§ RECORDS PROVIDED:
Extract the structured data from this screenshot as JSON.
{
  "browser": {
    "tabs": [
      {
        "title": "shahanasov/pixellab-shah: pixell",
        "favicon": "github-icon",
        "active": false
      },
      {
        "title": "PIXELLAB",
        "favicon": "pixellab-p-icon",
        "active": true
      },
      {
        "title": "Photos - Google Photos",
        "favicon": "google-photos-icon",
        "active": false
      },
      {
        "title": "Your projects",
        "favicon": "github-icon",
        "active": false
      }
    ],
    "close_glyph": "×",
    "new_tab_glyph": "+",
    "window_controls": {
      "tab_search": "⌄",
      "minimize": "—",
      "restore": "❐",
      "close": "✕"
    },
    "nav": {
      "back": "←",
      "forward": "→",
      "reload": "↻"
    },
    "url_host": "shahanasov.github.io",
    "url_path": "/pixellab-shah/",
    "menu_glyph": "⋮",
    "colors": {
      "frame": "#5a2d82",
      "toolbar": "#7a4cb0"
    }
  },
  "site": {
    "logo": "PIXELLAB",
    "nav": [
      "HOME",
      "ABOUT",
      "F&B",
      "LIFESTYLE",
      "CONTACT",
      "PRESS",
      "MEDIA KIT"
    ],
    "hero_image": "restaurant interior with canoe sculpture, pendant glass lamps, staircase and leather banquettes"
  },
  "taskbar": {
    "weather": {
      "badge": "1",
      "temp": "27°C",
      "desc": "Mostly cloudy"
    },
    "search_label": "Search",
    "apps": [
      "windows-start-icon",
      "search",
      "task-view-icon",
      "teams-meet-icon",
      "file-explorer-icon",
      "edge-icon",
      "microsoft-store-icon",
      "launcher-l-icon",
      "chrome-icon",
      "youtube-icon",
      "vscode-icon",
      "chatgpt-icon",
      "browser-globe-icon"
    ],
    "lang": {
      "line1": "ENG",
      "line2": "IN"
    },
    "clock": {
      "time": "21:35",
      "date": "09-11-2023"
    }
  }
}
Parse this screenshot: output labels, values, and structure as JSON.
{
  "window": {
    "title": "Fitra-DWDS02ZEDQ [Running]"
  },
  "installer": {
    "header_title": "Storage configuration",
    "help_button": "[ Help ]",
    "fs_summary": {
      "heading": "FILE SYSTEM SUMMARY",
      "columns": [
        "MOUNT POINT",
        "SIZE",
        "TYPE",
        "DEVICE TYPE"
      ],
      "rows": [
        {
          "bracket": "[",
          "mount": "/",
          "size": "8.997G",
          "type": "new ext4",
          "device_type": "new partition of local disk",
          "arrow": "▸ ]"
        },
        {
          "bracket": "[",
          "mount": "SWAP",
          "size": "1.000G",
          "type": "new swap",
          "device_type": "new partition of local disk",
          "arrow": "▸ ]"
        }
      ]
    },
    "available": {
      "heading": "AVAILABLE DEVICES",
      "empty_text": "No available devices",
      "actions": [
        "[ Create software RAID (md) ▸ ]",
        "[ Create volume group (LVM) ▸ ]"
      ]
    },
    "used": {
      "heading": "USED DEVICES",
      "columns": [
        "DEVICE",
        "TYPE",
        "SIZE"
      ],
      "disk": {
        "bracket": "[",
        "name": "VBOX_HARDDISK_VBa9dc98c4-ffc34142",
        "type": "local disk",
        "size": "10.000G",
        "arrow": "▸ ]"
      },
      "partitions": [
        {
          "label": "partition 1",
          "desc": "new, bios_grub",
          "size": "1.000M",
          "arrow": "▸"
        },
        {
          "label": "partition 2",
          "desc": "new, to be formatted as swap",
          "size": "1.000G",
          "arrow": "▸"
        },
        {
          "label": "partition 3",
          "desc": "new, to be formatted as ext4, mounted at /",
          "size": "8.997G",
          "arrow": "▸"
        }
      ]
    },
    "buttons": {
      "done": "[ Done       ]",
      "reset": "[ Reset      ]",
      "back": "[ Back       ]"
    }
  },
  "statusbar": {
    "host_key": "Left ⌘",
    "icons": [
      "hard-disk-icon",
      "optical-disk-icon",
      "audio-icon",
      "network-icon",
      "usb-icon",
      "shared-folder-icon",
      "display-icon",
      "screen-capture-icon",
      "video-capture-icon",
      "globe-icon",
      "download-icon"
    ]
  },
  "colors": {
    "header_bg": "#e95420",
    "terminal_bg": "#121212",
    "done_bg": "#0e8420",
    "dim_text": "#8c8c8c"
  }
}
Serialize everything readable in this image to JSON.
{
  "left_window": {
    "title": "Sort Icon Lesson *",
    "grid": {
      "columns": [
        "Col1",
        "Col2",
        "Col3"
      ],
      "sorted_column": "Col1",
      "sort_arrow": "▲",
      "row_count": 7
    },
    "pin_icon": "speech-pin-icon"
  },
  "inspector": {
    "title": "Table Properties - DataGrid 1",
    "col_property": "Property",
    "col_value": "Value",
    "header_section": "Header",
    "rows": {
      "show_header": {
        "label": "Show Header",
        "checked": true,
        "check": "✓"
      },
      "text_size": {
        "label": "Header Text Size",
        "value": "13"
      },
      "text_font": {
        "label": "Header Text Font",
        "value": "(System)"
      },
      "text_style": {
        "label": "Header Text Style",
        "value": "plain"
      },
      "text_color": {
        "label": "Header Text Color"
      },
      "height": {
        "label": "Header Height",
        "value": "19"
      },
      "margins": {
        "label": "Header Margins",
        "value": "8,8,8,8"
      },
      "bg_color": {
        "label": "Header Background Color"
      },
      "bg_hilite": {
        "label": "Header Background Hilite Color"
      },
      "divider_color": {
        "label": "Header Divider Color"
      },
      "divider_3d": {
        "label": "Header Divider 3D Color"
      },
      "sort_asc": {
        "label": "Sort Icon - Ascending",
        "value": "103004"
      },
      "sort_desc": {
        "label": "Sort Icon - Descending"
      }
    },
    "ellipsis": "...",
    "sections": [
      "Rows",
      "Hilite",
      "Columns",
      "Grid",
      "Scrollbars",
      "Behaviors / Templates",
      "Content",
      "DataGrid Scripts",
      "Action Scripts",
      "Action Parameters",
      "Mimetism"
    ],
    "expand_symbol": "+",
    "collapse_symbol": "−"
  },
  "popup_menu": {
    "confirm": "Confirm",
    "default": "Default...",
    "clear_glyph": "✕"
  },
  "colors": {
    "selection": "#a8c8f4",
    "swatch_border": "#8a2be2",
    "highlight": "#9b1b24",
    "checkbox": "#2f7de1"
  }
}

§ STATED EXERCISE: Extract from the material all lines containing the string "Create".

§ TASK RESULT:
        "[ Create software RAID (md) ▸ ]",
        "[ Create volume group (LVM) ▸ ]"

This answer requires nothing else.